# [WHAT YOU HAVE TO DO]
Images are not part of the copy; transcribe all the data exactly.

# [ENTRIES SHOWN]
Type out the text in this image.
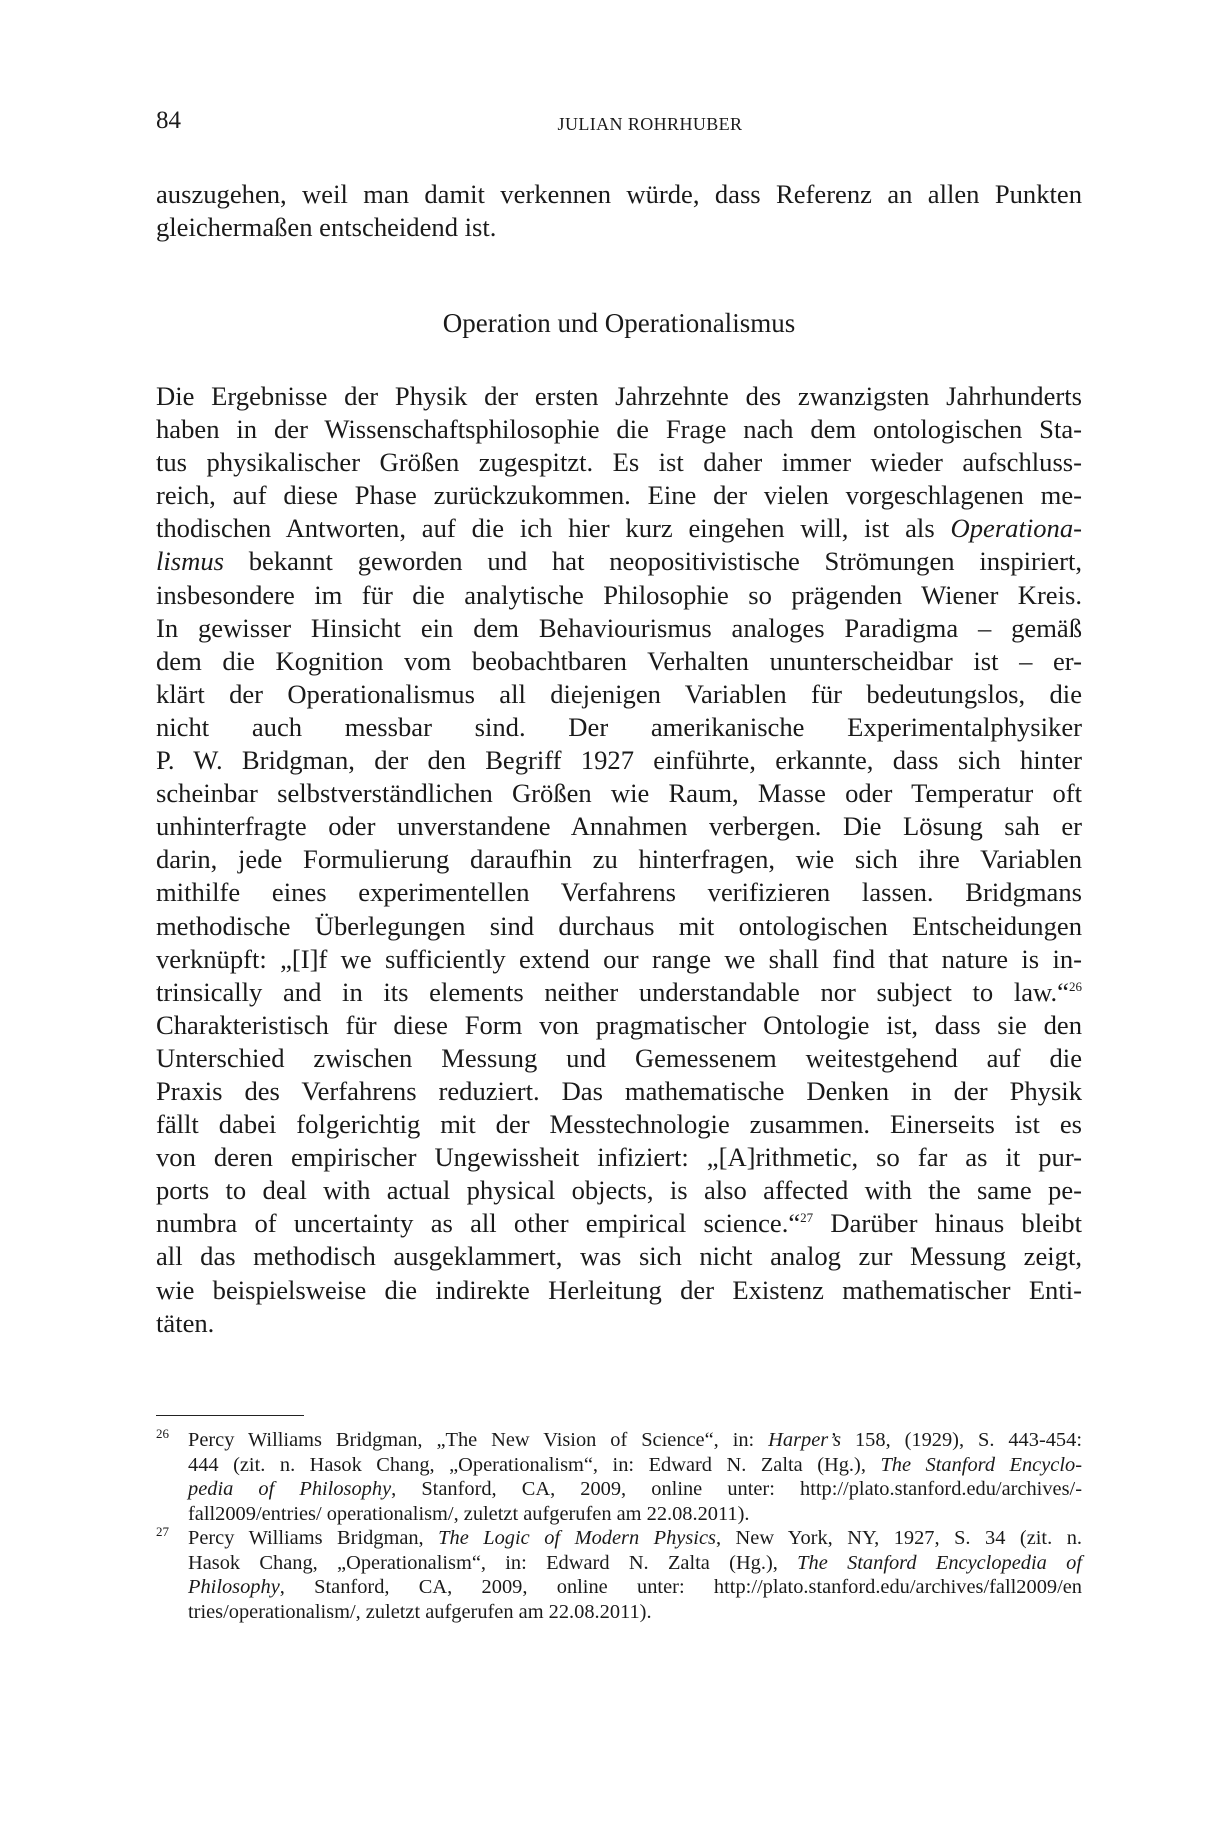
84	JULIAN ROHRHUBER
auszugehen, weil man damit verkennen würde, dass Referenz an allen Punkten
gleichermaßen entscheidend ist.
Operation und Operationalismus
Die Ergebnisse der Physik der ersten Jahrzehnte des zwanzigsten Jahrhunderts
haben in der Wissenschaftsphilosophie die Frage nach dem ontologischen Sta-
tus physikalischer Größen zugespitzt. Es ist daher immer wieder aufschluss-
reich, auf diese Phase zurückzukommen. Eine der vielen vorgeschlagenen me-
thodischen Antworten, auf die ich hier kurz eingehen will, ist als Operationa-
lismus bekannt geworden und hat neopositivistische Strömungen inspiriert,
insbesondere im für die analytische Philosophie so prägenden Wiener Kreis.
In gewisser Hinsicht ein dem Behaviourismus analoges Paradigma – gemäß
dem die Kognition vom beobachtbaren Verhalten ununterscheidbar ist – er-
klärt der Operationalismus all diejenigen Variablen für bedeutungslos, die
nicht auch messbar sind. Der amerikanische Experimentalphysiker
P. W. Bridgman, der den Begriff 1927 einführte, erkannte, dass sich hinter
scheinbar selbstverständlichen Größen wie Raum, Masse oder Temperatur oft
unhinterfragte oder unverstandene Annahmen verbergen. Die Lösung sah er
darin, jede Formulierung daraufhin zu hinterfragen, wie sich ihre Variablen
mithilfe eines experimentellen Verfahrens verifizieren lassen. Bridgmans
methodische Überlegungen sind durchaus mit ontologischen Entscheidungen
verknüpft: „[I]f we sufficiently extend our range we shall find that nature is in-
trinsically and in its elements neither understandable nor subject to law.“$^{26}$
Charakteristisch für diese Form von pragmatischer Ontologie ist, dass sie den
Unterschied zwischen Messung und Gemessenem weitestgehend auf die
Praxis des Verfahrens reduziert. Das mathematische Denken in der Physik
fällt dabei folgerichtig mit der Messtechnologie zusammen. Einerseits ist es
von deren empirischer Ungewissheit infiziert: „[A]rithmetic, so far as it pur-
ports to deal with actual physical objects, is also affected with the same pe-
numbra of uncertainty as all other empirical science.“$^{27}$ Darüber hinaus bleibt
all das methodisch ausgeklammert, was sich nicht analog zur Messung zeigt,
wie beispielsweise die indirekte Herleitung der Existenz mathematischer Enti-
täten.
26 Percy Williams Bridgman, „The New Vision of Science“, in: Harper’s 158, (1929), S. 443-454:
444 (zit. n. Hasok Chang, „Operationalism“, in: Edward N. Zalta (Hg.), The Stanford Encyclo-
pedia of Philosophy, Stanford, CA, 2009, online unter: http://plato.stanford.edu/archives/-
fall2009/entries/ operationalism/, zuletzt aufgerufen am 22.08.2011).
27 Percy Williams Bridgman, The Logic of Modern Physics, New York, NY, 1927, S. 34 (zit. n.
Hasok Chang, „Operationalism“, in: Edward N. Zalta (Hg.), The Stanford Encyclopedia of
Philosophy, Stanford, CA, 2009, online unter: http://plato.stanford.edu/archives/fall2009/en
tries/operationalism/, zuletzt aufgerufen am 22.08.2011).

# [ANSWER IN FULL]
Type out the text in this image.
84	JULIAN ROHRHUBER
auszugehen, weil man damit verkennen würde, dass Referenz an allen Punkten
gleichermaßen entscheidend ist.
Operation und Operationalismus
Die Ergebnisse der Physik der ersten Jahrzehnte des zwanzigsten Jahrhunderts
haben in der Wissenschaftsphilosophie die Frage nach dem ontologischen Sta-
tus physikalischer Größen zugespitzt. Es ist daher immer wieder aufschluss-
reich, auf diese Phase zurückzukommen. Eine der vielen vorgeschlagenen me-
thodischen Antworten, auf die ich hier kurz eingehen will, ist als Operationa-
lismus bekannt geworden und hat neopositivistische Strömungen inspiriert,
insbesondere im für die analytische Philosophie so prägenden Wiener Kreis.
In gewisser Hinsicht ein dem Behaviourismus analoges Paradigma – gemäß
dem die Kognition vom beobachtbaren Verhalten ununterscheidbar ist – er-
klärt der Operationalismus all diejenigen Variablen für bedeutungslos, die
nicht auch messbar sind. Der amerikanische Experimentalphysiker
P. W. Bridgman, der den Begriff 1927 einführte, erkannte, dass sich hinter
scheinbar selbstverständlichen Größen wie Raum, Masse oder Temperatur oft
unhinterfragte oder unverstandene Annahmen verbergen. Die Lösung sah er
darin, jede Formulierung daraufhin zu hinterfragen, wie sich ihre Variablen
mithilfe eines experimentellen Verfahrens verifizieren lassen. Bridgmans
methodische Überlegungen sind durchaus mit ontologischen Entscheidungen
verknüpft: „[I]f we sufficiently extend our range we shall find that nature is in-
trinsically and in its elements neither understandable nor subject to law.“$^{26}$
Charakteristisch für diese Form von pragmatischer Ontologie ist, dass sie den
Unterschied zwischen Messung und Gemessenem weitestgehend auf die
Praxis des Verfahrens reduziert. Das mathematische Denken in der Physik
fällt dabei folgerichtig mit der Messtechnologie zusammen. Einerseits ist es
von deren empirischer Ungewissheit infiziert: „[A]rithmetic, so far as it pur-
ports to deal with actual physical objects, is also affected with the same pe-
numbra of uncertainty as all other empirical science.“$^{27}$ Darüber hinaus bleibt
all das methodisch ausgeklammert, was sich nicht analog zur Messung zeigt,
wie beispielsweise die indirekte Herleitung der Existenz mathematischer Enti-
täten.
26 Percy Williams Bridgman, „The New Vision of Science“, in: Harper’s 158, (1929), S. 443-454:
444 (zit. n. Hasok Chang, „Operationalism“, in: Edward N. Zalta (Hg.), The Stanford Encyclo-
pedia of Philosophy, Stanford, CA, 2009, online unter: http://plato.stanford.edu/archives/-
fall2009/entries/ operationalism/, zuletzt aufgerufen am 22.08.2011).
27 Percy Williams Bridgman, The Logic of Modern Physics, New York, NY, 1927, S. 34 (zit. n.
Hasok Chang, „Operationalism“, in: Edward N. Zalta (Hg.), The Stanford Encyclopedia of
Philosophy, Stanford, CA, 2009, online unter: http://plato.stanford.edu/archives/fall2009/en
tries/operationalism/, zuletzt aufgerufen am 22.08.2011).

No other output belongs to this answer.